**Raw data**

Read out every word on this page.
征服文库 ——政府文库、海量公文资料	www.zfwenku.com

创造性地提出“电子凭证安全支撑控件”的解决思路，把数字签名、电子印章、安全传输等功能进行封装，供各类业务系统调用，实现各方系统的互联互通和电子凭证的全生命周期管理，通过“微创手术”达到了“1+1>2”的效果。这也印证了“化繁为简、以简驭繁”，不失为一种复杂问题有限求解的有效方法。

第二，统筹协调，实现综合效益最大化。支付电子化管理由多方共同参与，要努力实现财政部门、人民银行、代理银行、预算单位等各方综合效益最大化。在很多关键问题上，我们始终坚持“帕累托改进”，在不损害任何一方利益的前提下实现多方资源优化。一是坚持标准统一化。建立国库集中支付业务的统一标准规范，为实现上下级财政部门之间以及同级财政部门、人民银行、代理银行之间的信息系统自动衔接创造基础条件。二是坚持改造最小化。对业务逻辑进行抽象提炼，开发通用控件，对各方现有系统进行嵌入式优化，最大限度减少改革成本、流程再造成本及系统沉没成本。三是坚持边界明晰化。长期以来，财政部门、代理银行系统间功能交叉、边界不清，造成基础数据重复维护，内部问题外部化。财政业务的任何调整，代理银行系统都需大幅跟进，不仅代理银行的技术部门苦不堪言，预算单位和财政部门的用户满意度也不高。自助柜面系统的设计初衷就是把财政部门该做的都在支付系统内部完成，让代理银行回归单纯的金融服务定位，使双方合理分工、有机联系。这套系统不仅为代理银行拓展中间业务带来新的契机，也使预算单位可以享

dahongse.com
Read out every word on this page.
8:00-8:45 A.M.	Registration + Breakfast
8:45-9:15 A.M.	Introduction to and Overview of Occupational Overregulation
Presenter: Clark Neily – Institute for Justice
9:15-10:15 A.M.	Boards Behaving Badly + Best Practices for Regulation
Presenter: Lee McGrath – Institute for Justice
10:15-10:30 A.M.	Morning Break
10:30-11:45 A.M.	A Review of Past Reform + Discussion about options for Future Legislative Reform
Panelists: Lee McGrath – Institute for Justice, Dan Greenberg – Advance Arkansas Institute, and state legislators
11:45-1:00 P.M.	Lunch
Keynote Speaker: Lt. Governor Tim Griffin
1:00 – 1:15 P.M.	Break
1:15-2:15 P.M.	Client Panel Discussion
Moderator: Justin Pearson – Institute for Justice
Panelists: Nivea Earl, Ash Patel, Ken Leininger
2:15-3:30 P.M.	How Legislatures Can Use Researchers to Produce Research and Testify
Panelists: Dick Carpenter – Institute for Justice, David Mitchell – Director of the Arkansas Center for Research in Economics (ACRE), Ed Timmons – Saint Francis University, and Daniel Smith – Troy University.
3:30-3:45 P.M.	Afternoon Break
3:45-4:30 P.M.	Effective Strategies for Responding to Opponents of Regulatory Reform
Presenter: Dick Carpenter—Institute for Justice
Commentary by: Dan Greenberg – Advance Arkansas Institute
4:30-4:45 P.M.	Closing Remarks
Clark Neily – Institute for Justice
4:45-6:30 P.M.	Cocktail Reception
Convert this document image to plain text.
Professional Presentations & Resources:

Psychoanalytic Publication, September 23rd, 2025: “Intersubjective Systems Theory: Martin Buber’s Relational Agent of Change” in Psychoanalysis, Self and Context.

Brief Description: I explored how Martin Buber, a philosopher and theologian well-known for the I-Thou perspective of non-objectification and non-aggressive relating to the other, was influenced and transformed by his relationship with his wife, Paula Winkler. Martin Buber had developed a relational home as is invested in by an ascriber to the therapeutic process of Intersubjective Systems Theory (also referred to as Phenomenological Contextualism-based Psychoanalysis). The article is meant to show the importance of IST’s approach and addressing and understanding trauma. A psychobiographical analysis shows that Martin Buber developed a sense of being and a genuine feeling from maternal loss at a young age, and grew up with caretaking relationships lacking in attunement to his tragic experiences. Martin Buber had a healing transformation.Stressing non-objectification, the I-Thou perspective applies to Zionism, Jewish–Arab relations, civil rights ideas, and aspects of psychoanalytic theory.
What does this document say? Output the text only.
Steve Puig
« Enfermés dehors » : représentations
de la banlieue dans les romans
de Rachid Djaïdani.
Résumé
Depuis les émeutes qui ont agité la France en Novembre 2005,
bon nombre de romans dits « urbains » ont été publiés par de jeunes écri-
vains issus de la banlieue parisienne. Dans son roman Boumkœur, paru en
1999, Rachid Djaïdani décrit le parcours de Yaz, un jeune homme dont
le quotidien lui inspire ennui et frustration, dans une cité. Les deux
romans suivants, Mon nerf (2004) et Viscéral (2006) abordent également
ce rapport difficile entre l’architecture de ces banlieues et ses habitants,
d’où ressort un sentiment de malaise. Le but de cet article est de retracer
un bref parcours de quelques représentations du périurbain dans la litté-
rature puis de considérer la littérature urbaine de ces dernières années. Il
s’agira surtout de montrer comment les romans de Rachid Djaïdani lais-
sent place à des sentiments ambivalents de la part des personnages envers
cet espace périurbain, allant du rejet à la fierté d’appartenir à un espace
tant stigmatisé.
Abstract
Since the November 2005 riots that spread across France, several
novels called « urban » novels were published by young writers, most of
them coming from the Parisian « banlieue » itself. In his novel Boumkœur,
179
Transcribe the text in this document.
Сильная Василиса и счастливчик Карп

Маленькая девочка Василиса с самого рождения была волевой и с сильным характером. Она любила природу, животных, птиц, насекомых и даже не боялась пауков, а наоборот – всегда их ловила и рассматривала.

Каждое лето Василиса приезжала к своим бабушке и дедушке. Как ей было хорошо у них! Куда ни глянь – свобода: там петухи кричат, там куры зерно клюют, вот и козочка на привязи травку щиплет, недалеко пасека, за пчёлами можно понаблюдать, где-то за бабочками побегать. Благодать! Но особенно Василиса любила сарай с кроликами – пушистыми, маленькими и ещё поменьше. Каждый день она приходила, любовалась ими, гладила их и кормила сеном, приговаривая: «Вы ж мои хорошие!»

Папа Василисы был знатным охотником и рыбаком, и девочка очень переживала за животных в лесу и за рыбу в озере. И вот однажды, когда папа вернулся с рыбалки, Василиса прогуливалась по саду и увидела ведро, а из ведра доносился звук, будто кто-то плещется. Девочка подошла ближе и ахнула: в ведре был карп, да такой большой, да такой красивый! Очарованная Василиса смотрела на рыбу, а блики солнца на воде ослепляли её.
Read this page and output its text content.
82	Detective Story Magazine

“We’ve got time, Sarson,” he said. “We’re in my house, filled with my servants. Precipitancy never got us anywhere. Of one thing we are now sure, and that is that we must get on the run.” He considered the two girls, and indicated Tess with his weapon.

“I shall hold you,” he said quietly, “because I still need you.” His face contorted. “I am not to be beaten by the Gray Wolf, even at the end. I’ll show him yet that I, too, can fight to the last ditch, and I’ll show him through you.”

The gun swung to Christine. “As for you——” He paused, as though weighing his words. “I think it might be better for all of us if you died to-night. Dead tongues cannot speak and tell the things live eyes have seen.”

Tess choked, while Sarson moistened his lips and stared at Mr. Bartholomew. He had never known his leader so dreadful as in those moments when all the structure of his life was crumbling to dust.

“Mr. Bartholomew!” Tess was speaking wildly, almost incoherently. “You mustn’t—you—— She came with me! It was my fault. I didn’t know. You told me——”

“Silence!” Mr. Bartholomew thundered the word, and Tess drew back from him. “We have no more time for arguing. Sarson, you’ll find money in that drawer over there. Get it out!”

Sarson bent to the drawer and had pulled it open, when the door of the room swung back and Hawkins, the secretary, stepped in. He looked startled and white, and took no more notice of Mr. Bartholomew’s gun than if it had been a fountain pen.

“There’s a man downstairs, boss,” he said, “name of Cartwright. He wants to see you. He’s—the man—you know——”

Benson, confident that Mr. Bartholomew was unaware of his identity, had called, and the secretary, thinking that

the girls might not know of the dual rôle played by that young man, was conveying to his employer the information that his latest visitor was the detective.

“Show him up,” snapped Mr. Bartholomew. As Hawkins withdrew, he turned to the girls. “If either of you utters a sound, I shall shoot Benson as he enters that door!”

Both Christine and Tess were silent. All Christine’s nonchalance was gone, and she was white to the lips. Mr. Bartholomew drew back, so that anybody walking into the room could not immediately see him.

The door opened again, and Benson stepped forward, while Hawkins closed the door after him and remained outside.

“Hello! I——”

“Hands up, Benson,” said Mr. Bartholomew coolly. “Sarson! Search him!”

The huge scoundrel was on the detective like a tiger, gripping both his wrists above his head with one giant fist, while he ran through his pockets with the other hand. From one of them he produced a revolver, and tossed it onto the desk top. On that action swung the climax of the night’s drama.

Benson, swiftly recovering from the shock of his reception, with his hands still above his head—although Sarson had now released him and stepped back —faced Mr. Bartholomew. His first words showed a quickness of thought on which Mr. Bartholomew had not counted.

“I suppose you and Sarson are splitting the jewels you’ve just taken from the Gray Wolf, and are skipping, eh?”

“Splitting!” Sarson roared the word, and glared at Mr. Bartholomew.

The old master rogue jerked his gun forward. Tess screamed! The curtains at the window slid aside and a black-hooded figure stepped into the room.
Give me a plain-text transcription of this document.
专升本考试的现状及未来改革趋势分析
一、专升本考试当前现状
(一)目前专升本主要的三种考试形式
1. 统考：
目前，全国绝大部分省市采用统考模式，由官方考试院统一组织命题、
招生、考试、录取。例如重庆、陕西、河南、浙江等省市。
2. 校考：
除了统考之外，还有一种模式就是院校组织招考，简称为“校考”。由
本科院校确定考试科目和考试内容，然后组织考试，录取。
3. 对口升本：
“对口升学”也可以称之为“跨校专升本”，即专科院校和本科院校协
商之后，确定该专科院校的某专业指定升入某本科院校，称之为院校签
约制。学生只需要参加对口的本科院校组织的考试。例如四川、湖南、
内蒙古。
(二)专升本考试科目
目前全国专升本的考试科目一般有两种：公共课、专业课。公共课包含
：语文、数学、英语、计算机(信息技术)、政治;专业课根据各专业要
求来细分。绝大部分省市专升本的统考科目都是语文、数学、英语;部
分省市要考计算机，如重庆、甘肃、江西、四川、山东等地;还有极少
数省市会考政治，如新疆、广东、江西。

**Exercise brief**
Copy out every line of the listing that includes the string "Boumkœur".

**Answer to the problem**
vains issus de la banlieue parisienne. Dans son roman Boumkœur, paru en
them coming from the Parisian « banlieue » itself. In his novel Boumkœur,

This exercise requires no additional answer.